From the listing, collect all lines containing the word "正常成人血清钾浓度为".

*Exercise input*
┏━━

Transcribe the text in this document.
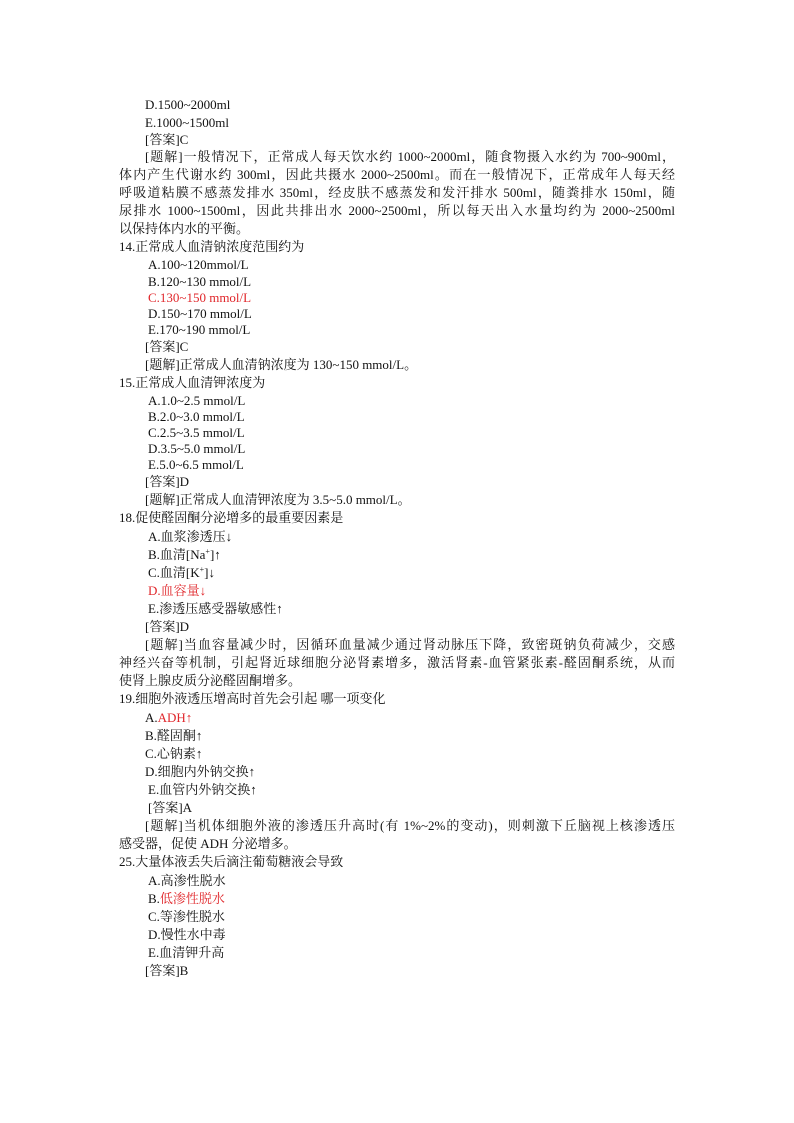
D.1500~2000ml
E.1000~1500ml
[答案]C
[题解]一般情况下，正常成人每天饮水约 1000~2000ml，随食物摄入水约为 700~900ml，
体内产生代谢水约 300ml，因此共摄水 2000~2500ml。而在一般情况下，正常成年人每天经
呼吸道粘膜不感蒸发排水 350ml，经皮肤不感蒸发和发汗排水 500ml，随粪排水 150ml，随
尿排水 1000~1500ml，因此共排出水 2000~2500ml，所以每天出入水量均约为 2000~2500ml
以保持体内水的平衡。
14.正常成人血清钠浓度范围约为
A.100~120mmol/L
B.120~130 mmol/L
C.130~150 mmol/L
D.150~170 mmol/L
E.170~190 mmol/L
[答案]C
[题解]正常成人血清钠浓度为 130~150 mmol/L。
15.正常成人血清钾浓度为
A.1.0~2.5 mmol/L
B.2.0~3.0 mmol/L
C.2.5~3.5 mmol/L
D.3.5~5.0 mmol/L
E.5.0~6.5 mmol/L
[答案]D
[题解]正常成人血清钾浓度为 3.5~5.0 mmol/L。
18.促使醛固酮分泌增多的最重要因素是
A.血浆渗透压↓
B.血清[Na+]↑
C.血清[K+]↓
D.血容量↓
E.渗透压感受器敏感性↑
[答案]D
[题解]当血容量减少时，因循环血量减少通过肾动脉压下降，致密斑钠负荷减少，交感
神经兴奋等机制，引起肾近球细胞分泌肾素增多，激活肾素-血管紧张素-醛固酮系统，从而
使肾上腺皮质分泌醛固酮增多。
19.细胞外液透压增高时首先会引起 哪一项变化
A.ADH↑
B.醛固酮↑
C.心钠素↑
D.细胞内外钠交换↑
E.血管内外钠交换↑
[答案]A
[题解]当机体细胞外液的渗透压升高时(有 1%~2%的变动)，则刺激下丘脑视上核渗透压
感受器，促使 ADH 分泌增多。
25.大量体液丢失后滴注葡萄糖液会导致
A.高渗性脱水
B.低渗性脱水
C.等渗性脱水
D.慢性水中毒
E.血清钾升高
[答案]B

┗━━

*Response below*
15.正常成人血清钾浓度为
[题解]正常成人血清钾浓度为 3.5~5.0 mmol/L。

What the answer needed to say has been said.